Dataset rows:
===============
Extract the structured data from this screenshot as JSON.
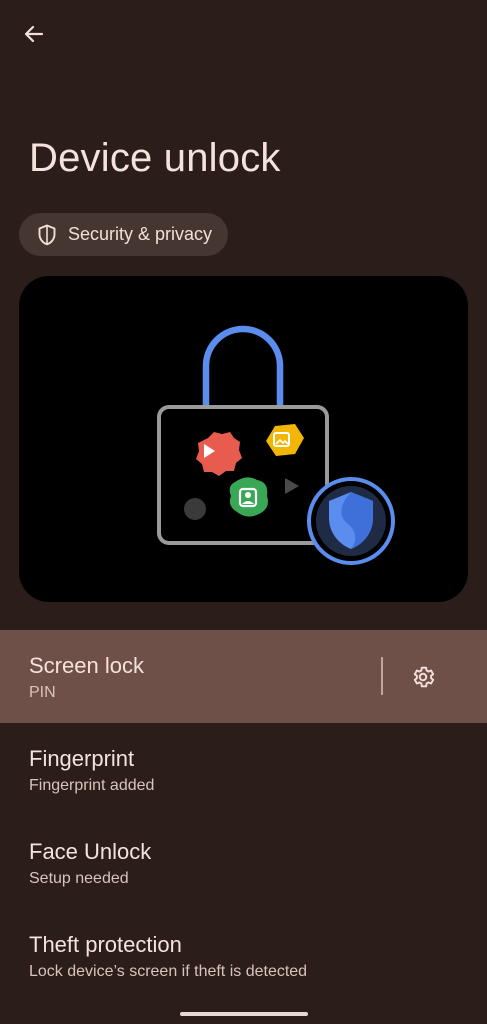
{
  "header": {
    "back_icon": "arrow-back-icon",
    "title": "Device unlock"
  },
  "breadcrumb_chip": {
    "icon": "shield-icon",
    "label": "Security & privacy"
  },
  "hero_illustration": {
    "icons": [
      "lock-icon",
      "play-badge-icon",
      "photo-badge-icon",
      "contact-badge-icon",
      "shield-badge-icon"
    ]
  },
  "settings": [
    {
      "title": "Screen lock",
      "subtitle": "PIN",
      "selected": true,
      "action_icon": "gear-icon"
    },
    {
      "title": "Fingerprint",
      "subtitle": "Fingerprint added"
    },
    {
      "title": "Face Unlock",
      "subtitle": "Setup needed"
    },
    {
      "title": "Theft protection",
      "subtitle": "Lock device’s screen if theft is detected"
    }
  ],
  "colors": {
    "background": "#2b1d1a",
    "selected_row": "#6f5049",
    "chip": "#453632",
    "accent_blue": "#5b8def"
  }
}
===============
• Short exercise:
Each record should be quoted exactly, with the images omitted.

• Correct answer:
Extract the structured data from this screenshot as JSON.
{
  "header": {
    "back_icon": "arrow-back-icon",
    "title": "Device unlock"
  },
  "breadcrumb_chip": {
    "icon": "shield-icon",
    "label": "Security & privacy"
  },
  "hero_illustration": {
    "icons": [
      "lock-icon",
      "play-badge-icon",
      "photo-badge-icon",
      "contact-badge-icon",
      "shield-badge-icon"
    ]
  },
  "settings": [
    {
      "title": "Screen lock",
      "subtitle": "PIN",
      "selected": true,
      "action_icon": "gear-icon"
    },
    {
      "title": "Fingerprint",
      "subtitle": "Fingerprint added"
    },
    {
      "title": "Face Unlock",
      "subtitle": "Setup needed"
    },
    {
      "title": "Theft protection",
      "subtitle": "Lock device’s screen if theft is detected"
    }
  ],
  "colors": {
    "background": "#2b1d1a",
    "selected_row": "#6f5049",
    "chip": "#453632",
    "accent_blue": "#5b8def"
  }
}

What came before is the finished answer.